═════ Dataset excerpts ═════
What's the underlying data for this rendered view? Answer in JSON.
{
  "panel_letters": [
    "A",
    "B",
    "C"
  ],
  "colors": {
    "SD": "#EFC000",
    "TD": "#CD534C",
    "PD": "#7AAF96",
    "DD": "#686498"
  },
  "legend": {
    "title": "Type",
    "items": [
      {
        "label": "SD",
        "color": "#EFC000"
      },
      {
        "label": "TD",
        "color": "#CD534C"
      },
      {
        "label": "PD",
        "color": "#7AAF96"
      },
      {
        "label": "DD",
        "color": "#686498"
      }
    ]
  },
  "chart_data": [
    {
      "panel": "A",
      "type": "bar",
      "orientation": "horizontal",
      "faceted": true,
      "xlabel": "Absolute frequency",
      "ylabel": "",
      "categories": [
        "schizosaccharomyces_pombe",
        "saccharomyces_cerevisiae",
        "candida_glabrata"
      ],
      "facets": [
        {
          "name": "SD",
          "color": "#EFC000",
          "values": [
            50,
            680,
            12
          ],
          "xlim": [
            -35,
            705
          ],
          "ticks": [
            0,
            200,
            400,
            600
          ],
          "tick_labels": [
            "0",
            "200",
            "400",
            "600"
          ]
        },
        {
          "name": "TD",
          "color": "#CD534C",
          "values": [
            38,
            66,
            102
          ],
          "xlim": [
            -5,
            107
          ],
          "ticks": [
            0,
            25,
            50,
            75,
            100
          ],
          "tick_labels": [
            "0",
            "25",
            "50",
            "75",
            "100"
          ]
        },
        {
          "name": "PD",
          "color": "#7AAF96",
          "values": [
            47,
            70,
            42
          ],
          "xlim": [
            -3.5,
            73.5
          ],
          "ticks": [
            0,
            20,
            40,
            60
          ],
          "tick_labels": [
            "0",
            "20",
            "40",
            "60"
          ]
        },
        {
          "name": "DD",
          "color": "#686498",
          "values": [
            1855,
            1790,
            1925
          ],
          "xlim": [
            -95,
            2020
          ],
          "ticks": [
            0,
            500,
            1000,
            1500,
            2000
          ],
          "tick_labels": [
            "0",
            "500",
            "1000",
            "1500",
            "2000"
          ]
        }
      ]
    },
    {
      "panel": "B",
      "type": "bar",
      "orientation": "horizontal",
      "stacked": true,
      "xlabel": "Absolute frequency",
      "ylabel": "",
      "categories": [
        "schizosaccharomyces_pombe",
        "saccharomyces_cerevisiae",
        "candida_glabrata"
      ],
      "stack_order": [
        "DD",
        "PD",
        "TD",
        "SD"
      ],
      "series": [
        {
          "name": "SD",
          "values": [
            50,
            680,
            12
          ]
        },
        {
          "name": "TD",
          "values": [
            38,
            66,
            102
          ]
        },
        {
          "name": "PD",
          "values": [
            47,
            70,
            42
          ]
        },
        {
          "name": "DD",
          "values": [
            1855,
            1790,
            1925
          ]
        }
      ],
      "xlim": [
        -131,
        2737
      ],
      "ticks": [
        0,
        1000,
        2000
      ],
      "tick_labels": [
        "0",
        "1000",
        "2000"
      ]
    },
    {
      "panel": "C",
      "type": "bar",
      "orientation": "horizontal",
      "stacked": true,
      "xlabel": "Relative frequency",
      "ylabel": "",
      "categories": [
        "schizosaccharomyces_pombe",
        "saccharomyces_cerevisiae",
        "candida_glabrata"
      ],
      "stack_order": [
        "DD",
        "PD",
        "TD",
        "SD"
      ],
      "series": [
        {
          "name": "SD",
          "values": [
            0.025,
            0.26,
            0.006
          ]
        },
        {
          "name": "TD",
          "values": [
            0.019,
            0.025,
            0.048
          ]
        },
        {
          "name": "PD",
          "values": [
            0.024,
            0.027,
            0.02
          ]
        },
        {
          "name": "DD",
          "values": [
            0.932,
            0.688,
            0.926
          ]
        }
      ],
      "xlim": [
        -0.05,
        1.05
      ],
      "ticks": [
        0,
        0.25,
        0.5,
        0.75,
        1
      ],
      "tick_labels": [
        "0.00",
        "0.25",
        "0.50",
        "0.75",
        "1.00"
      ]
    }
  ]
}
═════
== Instructions to follow ==
Return the material in full, exactly as shown.

== The answer ==
What's the underlying data for this rendered view? Answer in JSON.
{
  "panel_letters": [
    "A",
    "B",
    "C"
  ],
  "colors": {
    "SD": "#EFC000",
    "TD": "#CD534C",
    "PD": "#7AAF96",
    "DD": "#686498"
  },
  "legend": {
    "title": "Type",
    "items": [
      {
        "label": "SD",
        "color": "#EFC000"
      },
      {
        "label": "TD",
        "color": "#CD534C"
      },
      {
        "label": "PD",
        "color": "#7AAF96"
      },
      {
        "label": "DD",
        "color": "#686498"
      }
    ]
  },
  "chart_data": [
    {
      "panel": "A",
      "type": "bar",
      "orientation": "horizontal",
      "faceted": true,
      "xlabel": "Absolute frequency",
      "ylabel": "",
      "categories": [
        "schizosaccharomyces_pombe",
        "saccharomyces_cerevisiae",
        "candida_glabrata"
      ],
      "facets": [
        {
          "name": "SD",
          "color": "#EFC000",
          "values": [
            50,
            680,
            12
          ],
          "xlim": [
            -35,
            705
          ],
          "ticks": [
            0,
            200,
            400,
            600
          ],
          "tick_labels": [
            "0",
            "200",
            "400",
            "600"
          ]
        },
        {
          "name": "TD",
          "color": "#CD534C",
          "values": [
            38,
            66,
            102
          ],
          "xlim": [
            -5,
            107
          ],
          "ticks": [
            0,
            25,
            50,
            75,
            100
          ],
          "tick_labels": [
            "0",
            "25",
            "50",
            "75",
            "100"
          ]
        },
        {
          "name": "PD",
          "color": "#7AAF96",
          "values": [
            47,
            70,
            42
          ],
          "xlim": [
            -3.5,
            73.5
          ],
          "ticks": [
            0,
            20,
            40,
            60
          ],
          "tick_labels": [
            "0",
            "20",
            "40",
            "60"
          ]
        },
        {
          "name": "DD",
          "color": "#686498",
          "values": [
            1855,
            1790,
            1925
          ],
          "xlim": [
            -95,
            2020
          ],
          "ticks": [
            0,
            500,
            1000,
            1500,
            2000
          ],
          "tick_labels": [
            "0",
            "500",
            "1000",
            "1500",
            "2000"
          ]
        }
      ]
    },
    {
      "panel": "B",
      "type": "bar",
      "orientation": "horizontal",
      "stacked": true,
      "xlabel": "Absolute frequency",
      "ylabel": "",
      "categories": [
        "schizosaccharomyces_pombe",
        "saccharomyces_cerevisiae",
        "candida_glabrata"
      ],
      "stack_order": [
        "DD",
        "PD",
        "TD",
        "SD"
      ],
      "series": [
        {
          "name": "SD",
          "values": [
            50,
            680,
            12
          ]
        },
        {
          "name": "TD",
          "values": [
            38,
            66,
            102
          ]
        },
        {
          "name": "PD",
          "values": [
            47,
            70,
            42
          ]
        },
        {
          "name": "DD",
          "values": [
            1855,
            1790,
            1925
          ]
        }
      ],
      "xlim": [
        -131,
        2737
      ],
      "ticks": [
        0,
        1000,
        2000
      ],
      "tick_labels": [
        "0",
        "1000",
        "2000"
      ]
    },
    {
      "panel": "C",
      "type": "bar",
      "orientation": "horizontal",
      "stacked": true,
      "xlabel": "Relative frequency",
      "ylabel": "",
      "categories": [
        "schizosaccharomyces_pombe",
        "saccharomyces_cerevisiae",
        "candida_glabrata"
      ],
      "stack_order": [
        "DD",
        "PD",
        "TD",
        "SD"
      ],
      "series": [
        {
          "name": "SD",
          "values": [
            0.025,
            0.26,
            0.006
          ]
        },
        {
          "name": "TD",
          "values": [
            0.019,
            0.025,
            0.048
          ]
        },
        {
          "name": "PD",
          "values": [
            0.024,
            0.027,
            0.02
          ]
        },
        {
          "name": "DD",
          "values": [
            0.932,
            0.688,
            0.926
          ]
        }
      ],
      "xlim": [
        -0.05,
        1.05
      ],
      "ticks": [
        0,
        0.25,
        0.5,
        0.75,
        1
      ],
      "tick_labels": [
        "0.00",
        "0.25",
        "0.50",
        "0.75",
        "1.00"
      ]
    }
  ]
}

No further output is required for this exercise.